- _INFORMATION GIVEN_
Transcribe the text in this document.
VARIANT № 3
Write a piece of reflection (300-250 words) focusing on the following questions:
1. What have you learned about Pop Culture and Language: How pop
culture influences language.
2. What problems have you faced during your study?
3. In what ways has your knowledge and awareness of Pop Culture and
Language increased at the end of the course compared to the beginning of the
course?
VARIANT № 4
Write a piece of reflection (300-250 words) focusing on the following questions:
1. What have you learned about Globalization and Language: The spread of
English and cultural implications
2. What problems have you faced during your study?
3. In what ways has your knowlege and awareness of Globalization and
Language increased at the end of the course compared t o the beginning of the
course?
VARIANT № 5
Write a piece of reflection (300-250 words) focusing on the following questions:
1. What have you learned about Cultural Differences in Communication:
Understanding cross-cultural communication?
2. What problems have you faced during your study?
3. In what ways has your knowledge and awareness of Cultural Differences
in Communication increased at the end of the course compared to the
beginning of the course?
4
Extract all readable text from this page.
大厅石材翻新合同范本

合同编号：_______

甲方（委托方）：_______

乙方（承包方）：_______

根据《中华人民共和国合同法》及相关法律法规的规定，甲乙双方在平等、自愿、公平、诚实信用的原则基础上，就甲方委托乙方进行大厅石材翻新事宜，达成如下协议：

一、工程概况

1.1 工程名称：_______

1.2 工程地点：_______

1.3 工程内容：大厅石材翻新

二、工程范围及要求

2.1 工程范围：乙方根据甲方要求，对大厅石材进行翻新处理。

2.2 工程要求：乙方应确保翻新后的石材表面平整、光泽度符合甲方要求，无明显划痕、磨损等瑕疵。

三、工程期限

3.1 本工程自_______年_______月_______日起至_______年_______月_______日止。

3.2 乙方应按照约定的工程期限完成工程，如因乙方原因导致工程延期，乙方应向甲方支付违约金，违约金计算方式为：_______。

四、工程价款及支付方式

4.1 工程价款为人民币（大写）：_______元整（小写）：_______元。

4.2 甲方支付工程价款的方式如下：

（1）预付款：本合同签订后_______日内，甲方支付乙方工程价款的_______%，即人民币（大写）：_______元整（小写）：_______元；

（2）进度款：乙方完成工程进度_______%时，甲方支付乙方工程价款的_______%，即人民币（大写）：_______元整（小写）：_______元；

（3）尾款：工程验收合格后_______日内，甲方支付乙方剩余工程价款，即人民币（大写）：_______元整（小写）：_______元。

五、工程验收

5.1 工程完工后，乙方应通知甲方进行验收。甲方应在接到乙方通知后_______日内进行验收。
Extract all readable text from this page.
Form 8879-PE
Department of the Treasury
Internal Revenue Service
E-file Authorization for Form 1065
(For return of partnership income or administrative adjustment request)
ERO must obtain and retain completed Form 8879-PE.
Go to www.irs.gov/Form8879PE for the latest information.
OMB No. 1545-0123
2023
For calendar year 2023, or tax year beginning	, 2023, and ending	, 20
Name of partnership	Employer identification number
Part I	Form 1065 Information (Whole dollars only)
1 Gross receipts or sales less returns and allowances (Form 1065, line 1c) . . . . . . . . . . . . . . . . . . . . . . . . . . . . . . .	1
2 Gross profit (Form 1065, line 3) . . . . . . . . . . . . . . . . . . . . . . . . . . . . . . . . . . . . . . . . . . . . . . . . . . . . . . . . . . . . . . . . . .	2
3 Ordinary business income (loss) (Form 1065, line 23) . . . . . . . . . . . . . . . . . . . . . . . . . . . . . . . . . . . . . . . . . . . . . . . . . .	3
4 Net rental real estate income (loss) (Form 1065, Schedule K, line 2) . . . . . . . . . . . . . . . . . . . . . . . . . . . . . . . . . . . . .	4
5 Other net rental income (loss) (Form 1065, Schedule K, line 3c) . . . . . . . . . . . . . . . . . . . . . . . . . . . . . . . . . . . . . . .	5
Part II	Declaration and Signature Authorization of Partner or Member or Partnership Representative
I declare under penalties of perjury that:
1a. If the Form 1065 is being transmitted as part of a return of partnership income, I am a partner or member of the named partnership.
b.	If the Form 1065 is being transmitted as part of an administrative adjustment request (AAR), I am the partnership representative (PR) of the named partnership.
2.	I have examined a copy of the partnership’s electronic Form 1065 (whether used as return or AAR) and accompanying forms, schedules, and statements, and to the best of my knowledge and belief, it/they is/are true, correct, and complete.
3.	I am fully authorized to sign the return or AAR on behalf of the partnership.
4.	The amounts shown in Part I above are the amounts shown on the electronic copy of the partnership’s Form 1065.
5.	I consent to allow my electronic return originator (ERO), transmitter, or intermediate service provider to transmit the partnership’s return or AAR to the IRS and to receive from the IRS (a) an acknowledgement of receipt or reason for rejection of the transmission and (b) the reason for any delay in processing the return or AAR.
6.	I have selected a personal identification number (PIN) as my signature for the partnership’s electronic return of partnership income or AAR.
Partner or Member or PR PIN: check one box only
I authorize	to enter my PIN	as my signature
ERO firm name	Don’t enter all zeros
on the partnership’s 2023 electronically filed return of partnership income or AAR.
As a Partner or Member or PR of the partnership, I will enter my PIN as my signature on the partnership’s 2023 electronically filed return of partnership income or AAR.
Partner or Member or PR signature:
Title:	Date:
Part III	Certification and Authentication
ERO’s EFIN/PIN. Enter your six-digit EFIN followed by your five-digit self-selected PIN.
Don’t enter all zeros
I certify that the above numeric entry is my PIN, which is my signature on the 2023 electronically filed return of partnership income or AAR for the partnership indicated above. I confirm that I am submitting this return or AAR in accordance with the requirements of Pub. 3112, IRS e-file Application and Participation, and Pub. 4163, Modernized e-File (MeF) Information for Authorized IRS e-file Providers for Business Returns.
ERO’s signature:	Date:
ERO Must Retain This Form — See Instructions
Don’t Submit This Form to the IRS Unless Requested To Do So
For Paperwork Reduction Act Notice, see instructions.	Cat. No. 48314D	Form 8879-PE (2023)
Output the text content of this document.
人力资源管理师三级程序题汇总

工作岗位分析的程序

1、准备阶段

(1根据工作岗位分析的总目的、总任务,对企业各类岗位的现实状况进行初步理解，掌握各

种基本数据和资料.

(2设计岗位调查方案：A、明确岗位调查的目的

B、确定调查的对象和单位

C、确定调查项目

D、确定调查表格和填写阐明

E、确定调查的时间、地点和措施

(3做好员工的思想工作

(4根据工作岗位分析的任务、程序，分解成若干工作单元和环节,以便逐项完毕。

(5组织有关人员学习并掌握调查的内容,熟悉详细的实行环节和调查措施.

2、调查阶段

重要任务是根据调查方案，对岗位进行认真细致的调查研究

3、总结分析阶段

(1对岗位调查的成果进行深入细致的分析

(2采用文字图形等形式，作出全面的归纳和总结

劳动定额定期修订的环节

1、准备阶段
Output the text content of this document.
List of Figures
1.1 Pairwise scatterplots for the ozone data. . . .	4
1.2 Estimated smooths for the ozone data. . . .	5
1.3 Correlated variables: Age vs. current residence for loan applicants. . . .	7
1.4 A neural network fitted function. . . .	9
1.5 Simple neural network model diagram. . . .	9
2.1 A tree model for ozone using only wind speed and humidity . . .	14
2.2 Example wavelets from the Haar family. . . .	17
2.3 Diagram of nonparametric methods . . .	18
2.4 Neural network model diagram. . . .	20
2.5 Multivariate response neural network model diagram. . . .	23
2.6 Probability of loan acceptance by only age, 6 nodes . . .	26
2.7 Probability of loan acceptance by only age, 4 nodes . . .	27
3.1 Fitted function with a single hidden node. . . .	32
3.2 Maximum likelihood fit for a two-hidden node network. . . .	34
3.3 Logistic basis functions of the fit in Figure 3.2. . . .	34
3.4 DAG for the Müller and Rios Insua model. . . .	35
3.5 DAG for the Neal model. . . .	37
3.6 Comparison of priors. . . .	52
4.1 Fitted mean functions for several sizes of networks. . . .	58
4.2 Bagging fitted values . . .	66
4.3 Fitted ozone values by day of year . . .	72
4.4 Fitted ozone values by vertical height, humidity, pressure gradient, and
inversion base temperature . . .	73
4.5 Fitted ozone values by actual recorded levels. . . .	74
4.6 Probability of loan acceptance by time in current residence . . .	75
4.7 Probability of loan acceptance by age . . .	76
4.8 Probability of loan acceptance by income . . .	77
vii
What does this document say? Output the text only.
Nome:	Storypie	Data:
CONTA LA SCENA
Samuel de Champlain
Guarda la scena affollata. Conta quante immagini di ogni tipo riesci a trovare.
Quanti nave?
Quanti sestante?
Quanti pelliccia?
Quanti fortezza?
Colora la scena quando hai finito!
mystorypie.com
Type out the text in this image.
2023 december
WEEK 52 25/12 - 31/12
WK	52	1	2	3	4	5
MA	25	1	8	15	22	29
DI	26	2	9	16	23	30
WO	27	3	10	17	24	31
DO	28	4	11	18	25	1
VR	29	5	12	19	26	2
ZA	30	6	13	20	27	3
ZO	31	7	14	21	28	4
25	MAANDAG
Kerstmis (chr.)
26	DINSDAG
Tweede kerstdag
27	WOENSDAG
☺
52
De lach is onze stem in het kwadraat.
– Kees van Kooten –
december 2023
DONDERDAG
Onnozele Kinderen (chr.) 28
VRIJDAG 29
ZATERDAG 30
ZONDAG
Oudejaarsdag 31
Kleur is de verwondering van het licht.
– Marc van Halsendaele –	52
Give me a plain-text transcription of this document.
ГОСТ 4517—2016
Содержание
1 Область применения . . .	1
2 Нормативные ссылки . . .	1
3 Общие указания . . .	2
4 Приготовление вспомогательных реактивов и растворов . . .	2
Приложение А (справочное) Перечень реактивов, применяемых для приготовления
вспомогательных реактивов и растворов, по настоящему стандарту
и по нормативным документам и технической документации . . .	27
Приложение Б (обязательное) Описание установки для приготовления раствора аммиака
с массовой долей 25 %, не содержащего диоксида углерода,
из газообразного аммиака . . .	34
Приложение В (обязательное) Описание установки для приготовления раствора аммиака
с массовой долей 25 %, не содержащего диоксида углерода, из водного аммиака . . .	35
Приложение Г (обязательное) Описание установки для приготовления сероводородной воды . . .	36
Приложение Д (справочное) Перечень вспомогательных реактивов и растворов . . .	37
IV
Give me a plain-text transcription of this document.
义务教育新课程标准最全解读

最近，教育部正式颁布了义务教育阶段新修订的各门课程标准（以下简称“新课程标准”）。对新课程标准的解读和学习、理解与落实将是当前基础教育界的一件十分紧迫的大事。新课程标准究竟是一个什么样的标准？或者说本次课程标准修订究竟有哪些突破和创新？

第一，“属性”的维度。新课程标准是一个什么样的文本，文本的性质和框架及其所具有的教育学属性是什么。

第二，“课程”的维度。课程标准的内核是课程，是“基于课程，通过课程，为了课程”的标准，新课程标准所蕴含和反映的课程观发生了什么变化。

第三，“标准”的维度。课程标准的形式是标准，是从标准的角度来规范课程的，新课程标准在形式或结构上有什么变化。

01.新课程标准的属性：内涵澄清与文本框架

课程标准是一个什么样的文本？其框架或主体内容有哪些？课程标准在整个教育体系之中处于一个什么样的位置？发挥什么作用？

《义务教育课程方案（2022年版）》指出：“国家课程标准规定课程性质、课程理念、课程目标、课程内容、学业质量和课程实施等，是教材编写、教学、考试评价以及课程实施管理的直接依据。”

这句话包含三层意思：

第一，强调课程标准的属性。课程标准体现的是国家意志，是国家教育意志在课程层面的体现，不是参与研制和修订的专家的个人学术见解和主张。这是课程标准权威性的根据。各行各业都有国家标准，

- _WHAT IS ASKED_
Gather each line of the listing containing the word "loss" and show it.

- _SOLUTION BELOW_
3 Ordinary business income (loss) (Form 1065, line 23) . . . . . . . . . . . . . . . . . . . . . . . . . . . . . . . . . . . . . . . . . . . . . . . . . .	3
4 Net rental real estate income (loss) (Form 1065, Schedule K, line 2) . . . . . . . . . . . . . . . . . . . . . . . . . . . . . . . . . . . . .	4
5 Other net rental income (loss) (Form 1065, Schedule K, line 3c) . . . . . . . . . . . . . . . . . . . . . . . . . . . . . . . . . . . . . . .	5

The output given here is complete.